WORK INSTRUCTIONS
Both the line containing "Read out every word on this page." and the last line of the listing are included: write out exactly the lines from one to the other.

DATA SUPPLIED

⟨

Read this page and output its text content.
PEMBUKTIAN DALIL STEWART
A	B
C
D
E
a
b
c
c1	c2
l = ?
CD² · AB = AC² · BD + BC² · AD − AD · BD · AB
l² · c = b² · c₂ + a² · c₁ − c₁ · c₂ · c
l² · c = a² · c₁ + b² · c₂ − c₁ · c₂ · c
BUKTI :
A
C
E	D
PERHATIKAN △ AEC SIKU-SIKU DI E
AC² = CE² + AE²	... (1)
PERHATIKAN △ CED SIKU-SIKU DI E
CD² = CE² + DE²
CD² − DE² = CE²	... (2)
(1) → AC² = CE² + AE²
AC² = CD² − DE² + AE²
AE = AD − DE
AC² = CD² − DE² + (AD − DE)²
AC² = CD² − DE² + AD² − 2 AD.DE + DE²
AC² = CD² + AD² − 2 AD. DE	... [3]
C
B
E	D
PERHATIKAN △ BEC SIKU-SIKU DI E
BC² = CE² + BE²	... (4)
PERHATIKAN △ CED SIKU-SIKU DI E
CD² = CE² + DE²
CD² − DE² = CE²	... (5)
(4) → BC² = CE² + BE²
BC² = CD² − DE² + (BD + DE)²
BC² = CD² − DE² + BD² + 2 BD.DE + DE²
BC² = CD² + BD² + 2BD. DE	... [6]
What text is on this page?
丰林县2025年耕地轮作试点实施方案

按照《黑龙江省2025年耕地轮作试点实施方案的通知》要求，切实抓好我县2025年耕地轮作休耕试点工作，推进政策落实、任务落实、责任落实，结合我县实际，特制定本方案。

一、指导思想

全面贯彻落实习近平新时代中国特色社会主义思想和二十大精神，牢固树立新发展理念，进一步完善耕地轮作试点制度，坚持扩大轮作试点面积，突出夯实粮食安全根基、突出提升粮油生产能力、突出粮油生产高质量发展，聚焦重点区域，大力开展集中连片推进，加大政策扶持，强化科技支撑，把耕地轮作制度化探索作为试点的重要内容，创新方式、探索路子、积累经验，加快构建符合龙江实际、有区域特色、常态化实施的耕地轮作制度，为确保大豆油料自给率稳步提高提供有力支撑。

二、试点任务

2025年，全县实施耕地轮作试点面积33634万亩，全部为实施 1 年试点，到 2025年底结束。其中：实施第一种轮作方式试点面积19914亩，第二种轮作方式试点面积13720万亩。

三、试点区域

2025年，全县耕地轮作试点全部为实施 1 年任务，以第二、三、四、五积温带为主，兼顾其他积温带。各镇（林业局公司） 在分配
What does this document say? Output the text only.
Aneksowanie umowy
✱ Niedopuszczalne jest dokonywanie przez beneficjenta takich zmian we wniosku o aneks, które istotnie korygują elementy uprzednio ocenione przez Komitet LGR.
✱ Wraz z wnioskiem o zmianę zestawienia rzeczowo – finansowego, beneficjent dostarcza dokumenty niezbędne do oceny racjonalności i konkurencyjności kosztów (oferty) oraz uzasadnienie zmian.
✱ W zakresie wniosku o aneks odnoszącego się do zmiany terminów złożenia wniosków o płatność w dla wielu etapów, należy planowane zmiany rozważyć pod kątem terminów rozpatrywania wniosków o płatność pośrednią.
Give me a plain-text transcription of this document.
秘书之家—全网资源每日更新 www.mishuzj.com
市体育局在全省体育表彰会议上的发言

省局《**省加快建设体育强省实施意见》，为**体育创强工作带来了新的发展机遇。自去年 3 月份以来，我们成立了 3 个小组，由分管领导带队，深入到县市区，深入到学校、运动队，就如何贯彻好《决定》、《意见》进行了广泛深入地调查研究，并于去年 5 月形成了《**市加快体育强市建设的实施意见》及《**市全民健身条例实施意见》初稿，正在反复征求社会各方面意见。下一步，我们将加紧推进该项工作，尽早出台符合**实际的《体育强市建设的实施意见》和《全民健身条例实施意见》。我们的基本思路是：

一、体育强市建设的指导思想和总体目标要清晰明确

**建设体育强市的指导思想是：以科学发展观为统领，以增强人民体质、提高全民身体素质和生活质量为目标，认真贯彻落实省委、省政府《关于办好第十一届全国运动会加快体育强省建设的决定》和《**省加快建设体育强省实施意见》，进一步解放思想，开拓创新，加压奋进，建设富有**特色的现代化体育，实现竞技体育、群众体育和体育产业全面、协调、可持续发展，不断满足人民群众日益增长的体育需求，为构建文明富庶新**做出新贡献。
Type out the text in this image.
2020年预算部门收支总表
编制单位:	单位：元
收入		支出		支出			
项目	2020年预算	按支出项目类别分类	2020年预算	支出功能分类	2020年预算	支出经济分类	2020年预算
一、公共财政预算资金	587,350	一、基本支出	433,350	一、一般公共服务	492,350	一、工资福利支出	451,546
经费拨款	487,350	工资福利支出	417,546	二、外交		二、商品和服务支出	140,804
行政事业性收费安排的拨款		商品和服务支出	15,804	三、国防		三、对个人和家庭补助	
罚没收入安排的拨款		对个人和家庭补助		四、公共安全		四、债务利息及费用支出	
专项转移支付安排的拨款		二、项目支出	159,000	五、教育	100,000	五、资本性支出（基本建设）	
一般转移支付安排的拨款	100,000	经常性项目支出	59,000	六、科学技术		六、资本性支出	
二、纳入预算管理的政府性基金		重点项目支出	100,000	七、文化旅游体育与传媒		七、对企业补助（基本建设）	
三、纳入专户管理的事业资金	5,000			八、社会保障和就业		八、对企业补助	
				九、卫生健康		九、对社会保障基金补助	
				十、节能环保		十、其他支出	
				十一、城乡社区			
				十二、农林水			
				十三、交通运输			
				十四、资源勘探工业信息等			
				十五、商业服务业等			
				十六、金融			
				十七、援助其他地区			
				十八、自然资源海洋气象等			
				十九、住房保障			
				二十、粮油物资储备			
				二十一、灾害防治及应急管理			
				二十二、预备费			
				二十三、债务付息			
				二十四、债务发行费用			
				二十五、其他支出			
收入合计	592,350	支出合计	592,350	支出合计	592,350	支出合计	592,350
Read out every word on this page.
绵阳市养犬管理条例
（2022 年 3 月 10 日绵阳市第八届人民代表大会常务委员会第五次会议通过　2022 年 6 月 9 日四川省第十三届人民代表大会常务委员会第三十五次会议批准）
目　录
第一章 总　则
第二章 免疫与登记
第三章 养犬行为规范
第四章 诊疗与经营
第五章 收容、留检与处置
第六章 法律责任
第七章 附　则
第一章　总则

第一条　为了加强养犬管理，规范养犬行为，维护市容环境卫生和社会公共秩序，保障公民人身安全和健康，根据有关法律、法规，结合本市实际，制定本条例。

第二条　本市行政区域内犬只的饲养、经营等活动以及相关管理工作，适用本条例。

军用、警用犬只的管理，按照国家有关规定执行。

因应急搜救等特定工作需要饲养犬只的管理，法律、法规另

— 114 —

⟩

WORKED SOLUTION
Read out every word on this page.
绵阳市养犬管理条例
（2022 年 3 月 10 日绵阳市第八届人民代表大会常务委员会第五次会议通过　2022 年 6 月 9 日四川省第十三届人民代表大会常务委员会第三十五次会议批准）
目　录
第一章 总　则
第二章 免疫与登记
第三章 养犬行为规范
第四章 诊疗与经营
第五章 收容、留检与处置
第六章 法律责任
第七章 附　则
第一章　总则

第一条　为了加强养犬管理，规范养犬行为，维护市容环境卫生和社会公共秩序，保障公民人身安全和健康，根据有关法律、法规，结合本市实际，制定本条例。

第二条　本市行政区域内犬只的饲养、经营等活动以及相关管理工作，适用本条例。

军用、警用犬只的管理，按照国家有关规定执行。

因应急搜救等特定工作需要饲养犬只的管理，法律、法规另

— 114 —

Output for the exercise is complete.